- _Task statement_
Convert every line of the item into a Markdown table with the columns Row and Line, numbering each line and omitting blank lines.

- _Records shown_
....................
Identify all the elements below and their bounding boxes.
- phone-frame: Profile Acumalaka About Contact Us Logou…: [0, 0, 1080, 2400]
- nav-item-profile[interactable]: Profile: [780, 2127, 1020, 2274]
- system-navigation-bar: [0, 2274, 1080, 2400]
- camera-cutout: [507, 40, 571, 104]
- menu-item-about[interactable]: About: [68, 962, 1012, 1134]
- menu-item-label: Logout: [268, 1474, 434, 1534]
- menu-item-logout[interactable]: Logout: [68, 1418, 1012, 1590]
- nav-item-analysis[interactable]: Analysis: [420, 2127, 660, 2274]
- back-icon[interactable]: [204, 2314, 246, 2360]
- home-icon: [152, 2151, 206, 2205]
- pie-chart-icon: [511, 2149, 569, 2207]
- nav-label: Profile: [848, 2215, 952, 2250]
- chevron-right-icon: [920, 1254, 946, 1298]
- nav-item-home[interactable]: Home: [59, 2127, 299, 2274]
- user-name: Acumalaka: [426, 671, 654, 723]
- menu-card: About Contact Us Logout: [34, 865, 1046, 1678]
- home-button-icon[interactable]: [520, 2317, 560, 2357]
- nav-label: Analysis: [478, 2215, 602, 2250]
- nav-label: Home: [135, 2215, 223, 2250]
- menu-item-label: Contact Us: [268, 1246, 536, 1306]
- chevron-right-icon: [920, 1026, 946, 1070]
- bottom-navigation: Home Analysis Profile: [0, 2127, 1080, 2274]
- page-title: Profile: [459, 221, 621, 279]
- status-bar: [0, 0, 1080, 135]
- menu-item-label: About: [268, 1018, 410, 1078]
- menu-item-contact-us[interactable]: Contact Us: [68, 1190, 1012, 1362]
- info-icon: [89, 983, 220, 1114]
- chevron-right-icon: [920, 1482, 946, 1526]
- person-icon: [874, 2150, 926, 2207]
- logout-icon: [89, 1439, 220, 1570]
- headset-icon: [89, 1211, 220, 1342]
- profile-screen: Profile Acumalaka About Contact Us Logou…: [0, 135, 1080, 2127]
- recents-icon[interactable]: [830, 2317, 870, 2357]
....................
- _Result for this task_
| Row | Line |
|---|---|
| 1 | Identify all the elements below and their bounding boxes. |
| 2 | - phone-frame: Profile Acumalaka About Contact Us Logou…: [0, 0, 1080, 2400] |
| 3 | - nav-item-profile[interactable]: Profile: [780, 2127, 1020, 2274] |
| 4 | - system-navigation-bar: [0, 2274, 1080, 2400] |
| 5 | - camera-cutout: [507, 40, 571, 104] |
| 6 | - menu-item-about[interactable]: About: [68, 962, 1012, 1134] |
| 7 | - menu-item-label: Logout: [268, 1474, 434, 1534] |
| 8 | - menu-item-logout[interactable]: Logout: [68, 1418, 1012, 1590] |
| 9 | - nav-item-analysis[interactable]: Analysis: [420, 2127, 660, 2274] |
| 10 | - back-icon[interactable]: [204, 2314, 246, 2360] |
| 11 | - home-icon: [152, 2151, 206, 2205] |
| 12 | - pie-chart-icon: [511, 2149, 569, 2207] |
| 13 | - nav-label: Profile: [848, 2215, 952, 2250] |
| 14 | - chevron-right-icon: [920, 1254, 946, 1298] |
| 15 | - nav-item-home[interactable]: Home: [59, 2127, 299, 2274] |
| 16 | - user-name: Acumalaka: [426, 671, 654, 723] |
| 17 | - menu-card: About Contact Us Logout: [34, 865, 1046, 1678] |
| 18 | - home-button-icon[interactable]: [520, 2317, 560, 2357] |
| 19 | - nav-label: Analysis: [478, 2215, 602, 2250] |
| 20 | - nav-label: Home: [135, 2215, 223, 2250] |
| 21 | - menu-item-label: Contact Us: [268, 1246, 536, 1306] |
| 22 | - chevron-right-icon: [920, 1026, 946, 1070] |
| 23 | - bottom-navigation: Home Analysis Profile: [0, 2127, 1080, 2274] |
| 24 | - page-title: Profile: [459, 221, 621, 279] |
| 25 | - status-bar: [0, 0, 1080, 135] |
| 26 | - menu-item-label: About: [268, 1018, 410, 1078] |
| 27 | - menu-item-contact-us[interactable]: Contact Us: [68, 1190, 1012, 1362] |
| 28 | - info-icon: [89, 983, 220, 1114] |
| 29 | - chevron-right-icon: [920, 1482, 946, 1526] |
| 30 | - person-icon: [874, 2150, 926, 2207] |
| 31 | - logout-icon: [89, 1439, 220, 1570] |
| 32 | - headset-icon: [89, 1211, 220, 1342] |
| 33 | - profile-screen: Profile Acumalaka About Contact Us Logou…: [0, 135, 1080, 2127] |
| 34 | - recents-icon[interactable]: [830, 2317, 870, 2357] |